** START PROVIDED INFORMATION **
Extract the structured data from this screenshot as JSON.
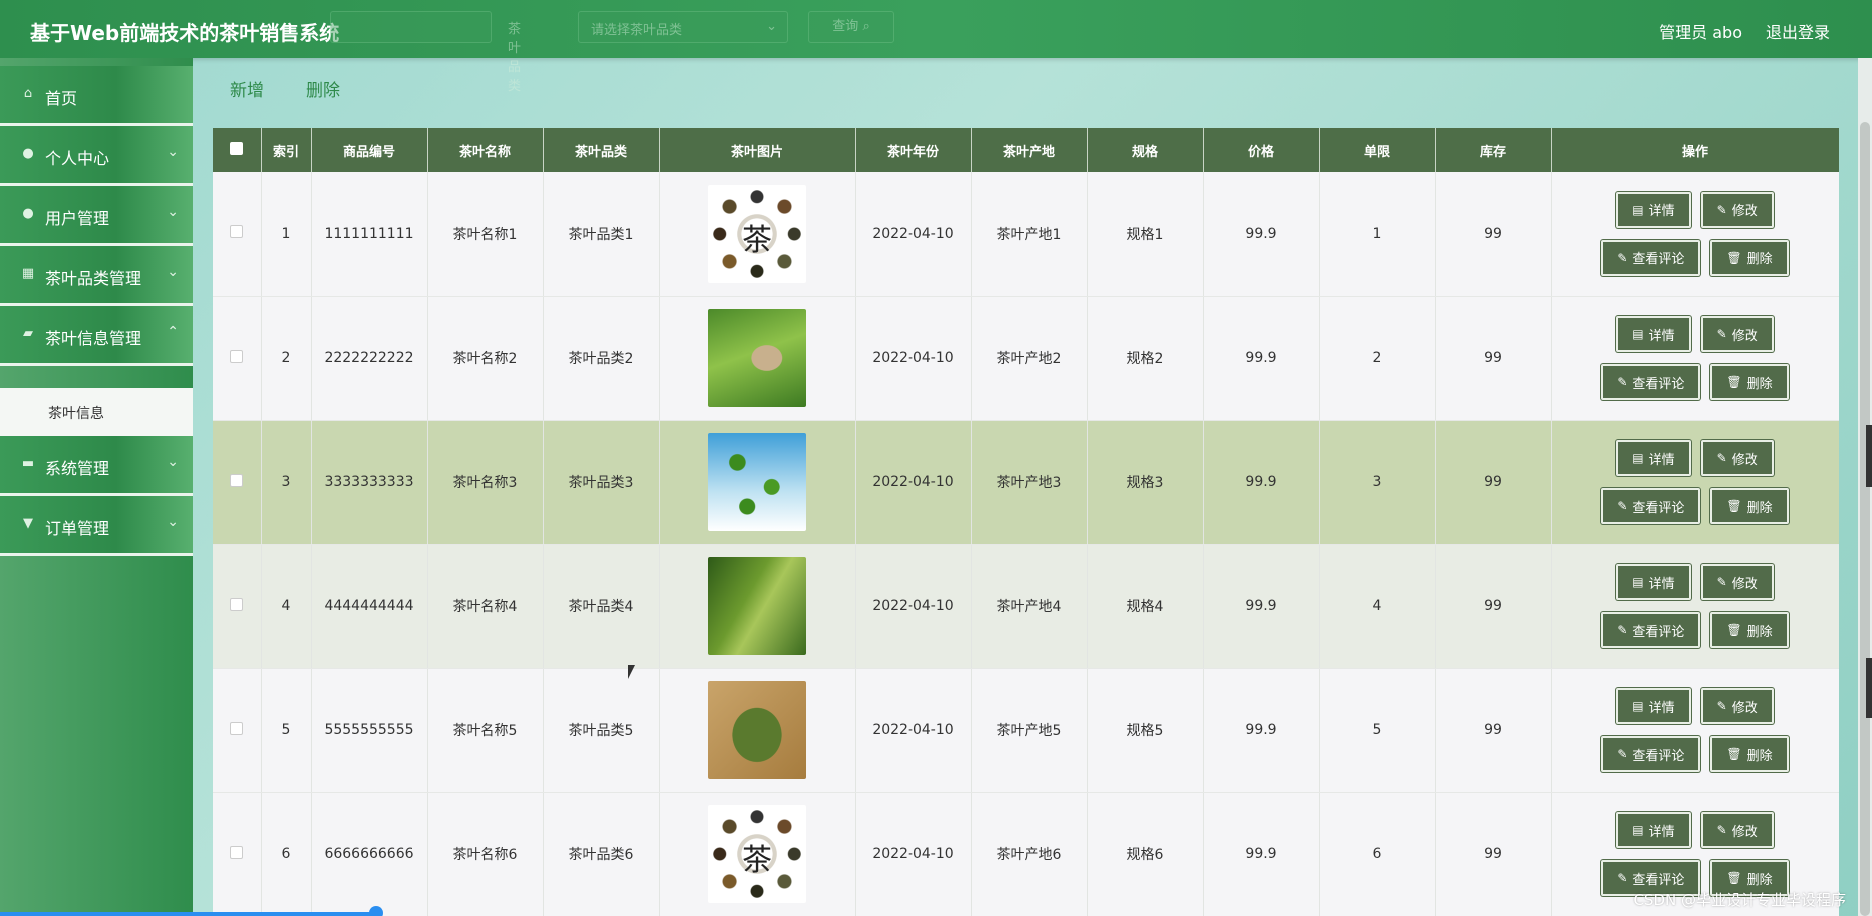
{
  "header": {
    "title": "基于Web前端技术的茶叶销售系统",
    "search_label": "茶叶品类",
    "search_select_placeholder": "请选择茶叶品类",
    "search_button": "查询",
    "user": "管理员 abo",
    "logout": "退出登录"
  },
  "sidebar": {
    "items": [
      {
        "label": "首页",
        "icon": "home-icon"
      },
      {
        "label": "个人中心",
        "icon": "user-icon"
      },
      {
        "label": "用户管理",
        "icon": "pin-icon"
      },
      {
        "label": "茶叶品类管理",
        "icon": "grid-icon"
      },
      {
        "label": "茶叶信息管理",
        "icon": "thumbs-icon"
      },
      {
        "label": "系统管理",
        "icon": "briefcase-icon"
      },
      {
        "label": "订单管理",
        "icon": "trophy-icon"
      }
    ],
    "submenu": {
      "label": "茶叶信息"
    }
  },
  "actions": {
    "add": "新增",
    "delete": "删除"
  },
  "table": {
    "headers": [
      "",
      "索引",
      "商品编号",
      "茶叶名称",
      "茶叶品类",
      "茶叶图片",
      "茶叶年份",
      "茶叶产地",
      "规格",
      "价格",
      "单限",
      "库存",
      "操作"
    ],
    "buttons": {
      "detail": "详情",
      "edit": "修改",
      "comments": "查看评论",
      "delete": "删除"
    },
    "rows": [
      {
        "index": "1",
        "code": "1111111111",
        "name": "茶叶名称1",
        "category": "茶叶品类1",
        "year": "2022-04-10",
        "origin": "茶叶产地1",
        "spec": "规格1",
        "price": "99.9",
        "limit": "1",
        "stock": "99"
      },
      {
        "index": "2",
        "code": "2222222222",
        "name": "茶叶名称2",
        "category": "茶叶品类2",
        "year": "2022-04-10",
        "origin": "茶叶产地2",
        "spec": "规格2",
        "price": "99.9",
        "limit": "2",
        "stock": "99"
      },
      {
        "index": "3",
        "code": "3333333333",
        "name": "茶叶名称3",
        "category": "茶叶品类3",
        "year": "2022-04-10",
        "origin": "茶叶产地3",
        "spec": "规格3",
        "price": "99.9",
        "limit": "3",
        "stock": "99"
      },
      {
        "index": "4",
        "code": "4444444444",
        "name": "茶叶名称4",
        "category": "茶叶品类4",
        "year": "2022-04-10",
        "origin": "茶叶产地4",
        "spec": "规格4",
        "price": "99.9",
        "limit": "4",
        "stock": "99"
      },
      {
        "index": "5",
        "code": "5555555555",
        "name": "茶叶名称5",
        "category": "茶叶品类5",
        "year": "2022-04-10",
        "origin": "茶叶产地5",
        "spec": "规格5",
        "price": "99.9",
        "limit": "5",
        "stock": "99"
      },
      {
        "index": "6",
        "code": "6666666666",
        "name": "茶叶名称6",
        "category": "茶叶品类6",
        "year": "2022-04-10",
        "origin": "茶叶产地6",
        "spec": "规格6",
        "price": "99.9",
        "limit": "6",
        "stock": "99"
      }
    ]
  },
  "watermark": "CSDN @毕业设计专业毕设程序"
}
** END PROVIDED INFORMATION **
Omit the pictures, then output the rest of the listing exactly.

Extract the structured data from this screenshot as JSON.
{
  "header": {
    "title": "基于Web前端技术的茶叶销售系统",
    "search_label": "茶叶品类",
    "search_select_placeholder": "请选择茶叶品类",
    "search_button": "查询",
    "user": "管理员 abo",
    "logout": "退出登录"
  },
  "sidebar": {
    "items": [
      {
        "label": "首页",
        "icon": "home-icon"
      },
      {
        "label": "个人中心",
        "icon": "user-icon"
      },
      {
        "label": "用户管理",
        "icon": "pin-icon"
      },
      {
        "label": "茶叶品类管理",
        "icon": "grid-icon"
      },
      {
        "label": "茶叶信息管理",
        "icon": "thumbs-icon"
      },
      {
        "label": "系统管理",
        "icon": "briefcase-icon"
      },
      {
        "label": "订单管理",
        "icon": "trophy-icon"
      }
    ],
    "submenu": {
      "label": "茶叶信息"
    }
  },
  "actions": {
    "add": "新增",
    "delete": "删除"
  },
  "table": {
    "headers": [
      "",
      "索引",
      "商品编号",
      "茶叶名称",
      "茶叶品类",
      "茶叶图片",
      "茶叶年份",
      "茶叶产地",
      "规格",
      "价格",
      "单限",
      "库存",
      "操作"
    ],
    "buttons": {
      "detail": "详情",
      "edit": "修改",
      "comments": "查看评论",
      "delete": "删除"
    },
    "rows": [
      {
        "index": "1",
        "code": "1111111111",
        "name": "茶叶名称1",
        "category": "茶叶品类1",
        "year": "2022-04-10",
        "origin": "茶叶产地1",
        "spec": "规格1",
        "price": "99.9",
        "limit": "1",
        "stock": "99"
      },
      {
        "index": "2",
        "code": "2222222222",
        "name": "茶叶名称2",
        "category": "茶叶品类2",
        "year": "2022-04-10",
        "origin": "茶叶产地2",
        "spec": "规格2",
        "price": "99.9",
        "limit": "2",
        "stock": "99"
      },
      {
        "index": "3",
        "code": "3333333333",
        "name": "茶叶名称3",
        "category": "茶叶品类3",
        "year": "2022-04-10",
        "origin": "茶叶产地3",
        "spec": "规格3",
        "price": "99.9",
        "limit": "3",
        "stock": "99"
      },
      {
        "index": "4",
        "code": "4444444444",
        "name": "茶叶名称4",
        "category": "茶叶品类4",
        "year": "2022-04-10",
        "origin": "茶叶产地4",
        "spec": "规格4",
        "price": "99.9",
        "limit": "4",
        "stock": "99"
      },
      {
        "index": "5",
        "code": "5555555555",
        "name": "茶叶名称5",
        "category": "茶叶品类5",
        "year": "2022-04-10",
        "origin": "茶叶产地5",
        "spec": "规格5",
        "price": "99.9",
        "limit": "5",
        "stock": "99"
      },
      {
        "index": "6",
        "code": "6666666666",
        "name": "茶叶名称6",
        "category": "茶叶品类6",
        "year": "2022-04-10",
        "origin": "茶叶产地6",
        "spec": "规格6",
        "price": "99.9",
        "limit": "6",
        "stock": "99"
      }
    ]
  },
  "watermark": "CSDN @毕业设计专业毕设程序"
}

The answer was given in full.